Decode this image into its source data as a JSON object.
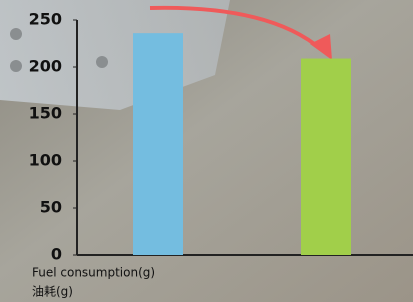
{
  "chart_data": {
    "type": "bar",
    "ylabel": [
      "Fuel consumption(g)",
      "油耗(g)"
    ],
    "categories": [
      null,
      null
    ],
    "values": [
      236,
      209
    ],
    "colors": [
      "#74bde0",
      "#a1cf4a"
    ],
    "ylim": [
      0,
      250
    ],
    "yticks": [
      0,
      50,
      100,
      150,
      200,
      250
    ],
    "grid": false
  }
}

--------------------

Task instructions:
The listing above must be printed again exactly, minus its pictures.

Correct result:
Decode this image into its source data as a JSON object.
{
  "chart_data": {
    "type": "bar",
    "ylabel": [
      "Fuel consumption(g)",
      "油耗(g)"
    ],
    "categories": [
      null,
      null
    ],
    "values": [
      236,
      209
    ],
    "colors": [
      "#74bde0",
      "#a1cf4a"
    ],
    "ylim": [
      0,
      250
    ],
    "yticks": [
      0,
      50,
      100,
      150,
      200,
      250
    ],
    "grid": false
  }
}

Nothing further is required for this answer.